# WHAT IS REQUIRED:
Filter the data below for the string "siehe" and copy each matching line.

** START OF RECORDS FOR PROCESSING **

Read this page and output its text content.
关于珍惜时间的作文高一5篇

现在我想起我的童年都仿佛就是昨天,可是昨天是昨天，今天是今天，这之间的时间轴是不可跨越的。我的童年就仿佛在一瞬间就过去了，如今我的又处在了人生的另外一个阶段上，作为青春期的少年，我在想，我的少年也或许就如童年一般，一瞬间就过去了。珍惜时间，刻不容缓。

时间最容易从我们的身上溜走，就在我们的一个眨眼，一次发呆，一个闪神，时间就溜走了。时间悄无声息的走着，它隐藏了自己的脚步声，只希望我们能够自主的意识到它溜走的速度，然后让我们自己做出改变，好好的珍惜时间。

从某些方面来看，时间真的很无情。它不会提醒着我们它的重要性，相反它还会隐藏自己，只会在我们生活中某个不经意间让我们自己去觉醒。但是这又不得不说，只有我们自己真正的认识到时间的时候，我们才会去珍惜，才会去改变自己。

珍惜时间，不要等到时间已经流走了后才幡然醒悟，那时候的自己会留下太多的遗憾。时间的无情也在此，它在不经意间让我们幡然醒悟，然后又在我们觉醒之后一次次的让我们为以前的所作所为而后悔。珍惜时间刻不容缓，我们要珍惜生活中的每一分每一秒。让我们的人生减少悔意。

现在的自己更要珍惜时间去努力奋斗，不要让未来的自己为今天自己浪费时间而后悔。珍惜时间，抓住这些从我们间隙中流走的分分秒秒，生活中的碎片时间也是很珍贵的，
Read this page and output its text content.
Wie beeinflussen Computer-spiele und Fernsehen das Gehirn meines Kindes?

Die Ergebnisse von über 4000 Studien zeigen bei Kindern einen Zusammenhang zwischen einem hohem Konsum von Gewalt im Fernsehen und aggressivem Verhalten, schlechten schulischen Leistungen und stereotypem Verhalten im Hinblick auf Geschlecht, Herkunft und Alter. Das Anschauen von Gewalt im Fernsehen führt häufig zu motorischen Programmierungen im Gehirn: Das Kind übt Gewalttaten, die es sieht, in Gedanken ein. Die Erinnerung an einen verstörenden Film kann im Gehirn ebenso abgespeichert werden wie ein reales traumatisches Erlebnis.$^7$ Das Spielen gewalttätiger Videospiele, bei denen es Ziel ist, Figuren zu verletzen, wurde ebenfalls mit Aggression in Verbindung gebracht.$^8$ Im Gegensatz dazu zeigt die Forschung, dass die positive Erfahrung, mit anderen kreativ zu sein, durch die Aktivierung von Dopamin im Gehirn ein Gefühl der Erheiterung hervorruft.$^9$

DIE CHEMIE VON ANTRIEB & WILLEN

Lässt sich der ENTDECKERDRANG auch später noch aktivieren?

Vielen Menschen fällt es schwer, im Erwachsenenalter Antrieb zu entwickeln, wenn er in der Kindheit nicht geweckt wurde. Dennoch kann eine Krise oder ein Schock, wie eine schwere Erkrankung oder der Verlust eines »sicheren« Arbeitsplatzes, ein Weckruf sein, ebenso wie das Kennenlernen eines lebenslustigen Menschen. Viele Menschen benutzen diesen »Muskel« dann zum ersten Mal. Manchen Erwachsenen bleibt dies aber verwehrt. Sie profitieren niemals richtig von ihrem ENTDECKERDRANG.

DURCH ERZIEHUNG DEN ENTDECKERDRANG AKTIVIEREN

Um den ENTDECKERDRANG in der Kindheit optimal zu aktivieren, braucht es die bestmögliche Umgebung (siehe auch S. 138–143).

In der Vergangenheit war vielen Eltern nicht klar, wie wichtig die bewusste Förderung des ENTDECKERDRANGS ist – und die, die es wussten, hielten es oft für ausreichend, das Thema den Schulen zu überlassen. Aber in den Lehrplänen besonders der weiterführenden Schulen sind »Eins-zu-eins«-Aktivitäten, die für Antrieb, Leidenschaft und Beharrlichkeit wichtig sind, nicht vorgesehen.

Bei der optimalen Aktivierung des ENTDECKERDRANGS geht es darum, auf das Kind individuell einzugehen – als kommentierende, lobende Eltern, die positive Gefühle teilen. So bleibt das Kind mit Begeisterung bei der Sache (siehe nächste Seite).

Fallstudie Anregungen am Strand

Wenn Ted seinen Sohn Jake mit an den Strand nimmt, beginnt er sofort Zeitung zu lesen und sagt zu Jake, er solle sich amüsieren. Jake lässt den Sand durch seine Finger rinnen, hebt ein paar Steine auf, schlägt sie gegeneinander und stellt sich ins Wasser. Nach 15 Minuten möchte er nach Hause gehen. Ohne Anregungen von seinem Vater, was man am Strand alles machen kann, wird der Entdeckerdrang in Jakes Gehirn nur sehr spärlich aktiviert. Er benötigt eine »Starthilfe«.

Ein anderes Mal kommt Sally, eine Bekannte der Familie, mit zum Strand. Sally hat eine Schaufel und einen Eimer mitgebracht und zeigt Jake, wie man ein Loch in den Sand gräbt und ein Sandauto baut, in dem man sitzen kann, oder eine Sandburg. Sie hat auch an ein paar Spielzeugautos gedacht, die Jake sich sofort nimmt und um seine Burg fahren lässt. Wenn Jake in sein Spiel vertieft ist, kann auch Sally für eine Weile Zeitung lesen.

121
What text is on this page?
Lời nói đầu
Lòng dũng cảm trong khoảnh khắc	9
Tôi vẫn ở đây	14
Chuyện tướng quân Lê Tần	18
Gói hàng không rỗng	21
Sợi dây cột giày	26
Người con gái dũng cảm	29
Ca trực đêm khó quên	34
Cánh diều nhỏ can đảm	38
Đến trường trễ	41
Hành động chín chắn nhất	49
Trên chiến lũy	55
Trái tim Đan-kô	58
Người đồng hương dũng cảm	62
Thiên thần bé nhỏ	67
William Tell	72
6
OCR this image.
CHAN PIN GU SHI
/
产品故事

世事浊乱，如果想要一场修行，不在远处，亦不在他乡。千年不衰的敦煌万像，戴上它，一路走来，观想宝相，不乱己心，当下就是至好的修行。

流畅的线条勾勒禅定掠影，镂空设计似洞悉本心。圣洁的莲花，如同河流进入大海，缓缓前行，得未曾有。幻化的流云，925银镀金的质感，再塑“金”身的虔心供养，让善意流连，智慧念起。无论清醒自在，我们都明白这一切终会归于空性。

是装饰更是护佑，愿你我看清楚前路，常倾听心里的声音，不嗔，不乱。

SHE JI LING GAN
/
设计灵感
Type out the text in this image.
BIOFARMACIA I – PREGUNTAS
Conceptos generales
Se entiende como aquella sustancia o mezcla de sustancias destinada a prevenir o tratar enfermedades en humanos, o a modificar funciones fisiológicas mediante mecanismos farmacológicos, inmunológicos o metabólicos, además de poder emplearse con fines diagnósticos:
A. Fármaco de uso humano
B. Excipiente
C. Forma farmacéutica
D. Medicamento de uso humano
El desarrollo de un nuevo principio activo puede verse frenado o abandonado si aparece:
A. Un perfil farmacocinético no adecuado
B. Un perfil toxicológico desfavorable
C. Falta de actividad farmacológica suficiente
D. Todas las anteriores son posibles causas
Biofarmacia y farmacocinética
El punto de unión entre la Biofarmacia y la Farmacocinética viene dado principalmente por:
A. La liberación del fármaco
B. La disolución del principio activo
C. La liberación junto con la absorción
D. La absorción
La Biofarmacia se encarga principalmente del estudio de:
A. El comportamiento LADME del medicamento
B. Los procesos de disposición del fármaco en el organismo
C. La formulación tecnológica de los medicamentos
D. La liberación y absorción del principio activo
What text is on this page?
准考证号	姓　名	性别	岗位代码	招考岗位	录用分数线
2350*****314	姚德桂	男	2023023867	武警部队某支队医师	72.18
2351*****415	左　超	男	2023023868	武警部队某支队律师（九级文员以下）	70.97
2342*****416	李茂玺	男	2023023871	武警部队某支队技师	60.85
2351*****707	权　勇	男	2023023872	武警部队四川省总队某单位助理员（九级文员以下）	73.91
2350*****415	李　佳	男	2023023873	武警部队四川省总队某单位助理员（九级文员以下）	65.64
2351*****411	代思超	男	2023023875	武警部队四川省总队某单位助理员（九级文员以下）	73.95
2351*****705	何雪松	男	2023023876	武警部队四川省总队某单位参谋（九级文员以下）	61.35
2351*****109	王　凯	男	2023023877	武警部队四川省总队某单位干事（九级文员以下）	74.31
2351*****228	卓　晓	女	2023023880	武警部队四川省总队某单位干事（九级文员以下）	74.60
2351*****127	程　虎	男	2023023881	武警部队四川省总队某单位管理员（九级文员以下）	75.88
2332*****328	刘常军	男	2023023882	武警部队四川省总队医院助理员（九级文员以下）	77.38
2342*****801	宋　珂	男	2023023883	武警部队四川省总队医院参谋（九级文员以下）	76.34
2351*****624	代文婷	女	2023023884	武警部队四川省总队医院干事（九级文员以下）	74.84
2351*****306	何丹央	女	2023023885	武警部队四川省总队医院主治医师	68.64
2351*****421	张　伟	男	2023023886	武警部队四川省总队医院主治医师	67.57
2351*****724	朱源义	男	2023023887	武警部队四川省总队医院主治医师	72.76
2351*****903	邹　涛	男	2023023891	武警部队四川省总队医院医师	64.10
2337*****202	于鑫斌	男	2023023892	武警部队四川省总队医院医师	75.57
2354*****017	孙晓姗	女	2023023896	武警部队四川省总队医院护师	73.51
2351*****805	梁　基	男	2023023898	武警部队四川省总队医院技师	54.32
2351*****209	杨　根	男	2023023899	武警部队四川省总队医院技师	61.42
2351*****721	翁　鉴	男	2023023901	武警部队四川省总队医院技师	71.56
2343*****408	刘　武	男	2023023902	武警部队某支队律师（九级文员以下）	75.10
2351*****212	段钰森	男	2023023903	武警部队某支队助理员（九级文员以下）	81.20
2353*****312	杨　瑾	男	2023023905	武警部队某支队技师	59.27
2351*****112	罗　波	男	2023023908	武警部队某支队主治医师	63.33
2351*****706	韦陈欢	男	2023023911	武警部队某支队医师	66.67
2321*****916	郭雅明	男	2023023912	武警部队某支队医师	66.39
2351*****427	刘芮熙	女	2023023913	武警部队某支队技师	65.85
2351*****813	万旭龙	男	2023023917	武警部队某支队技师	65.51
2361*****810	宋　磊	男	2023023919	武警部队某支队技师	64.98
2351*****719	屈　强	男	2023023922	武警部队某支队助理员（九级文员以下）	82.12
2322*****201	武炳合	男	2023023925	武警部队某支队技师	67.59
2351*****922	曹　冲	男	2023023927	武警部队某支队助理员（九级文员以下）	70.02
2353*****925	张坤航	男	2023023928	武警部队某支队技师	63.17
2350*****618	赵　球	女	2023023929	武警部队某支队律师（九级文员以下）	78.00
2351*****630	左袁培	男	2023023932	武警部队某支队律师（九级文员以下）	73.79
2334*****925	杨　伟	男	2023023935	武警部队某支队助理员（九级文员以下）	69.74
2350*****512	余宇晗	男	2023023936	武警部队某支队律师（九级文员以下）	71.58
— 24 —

** END OF RECORDS FOR PROCESSING **

# WORKED SOLUTION:
Um den ENTDECKERDRANG in der Kindheit optimal zu aktivieren, braucht es die bestmögliche Umgebung (siehe auch S. 138–143).
Bei der optimalen Aktivierung des ENTDECKERDRANGS geht es darum, auf das Kind individuell einzugehen – als kommentierende, lobende Eltern, die positive Gefühle teilen. So bleibt das Kind mit Begeisterung bei der Sache (siehe nächste Seite).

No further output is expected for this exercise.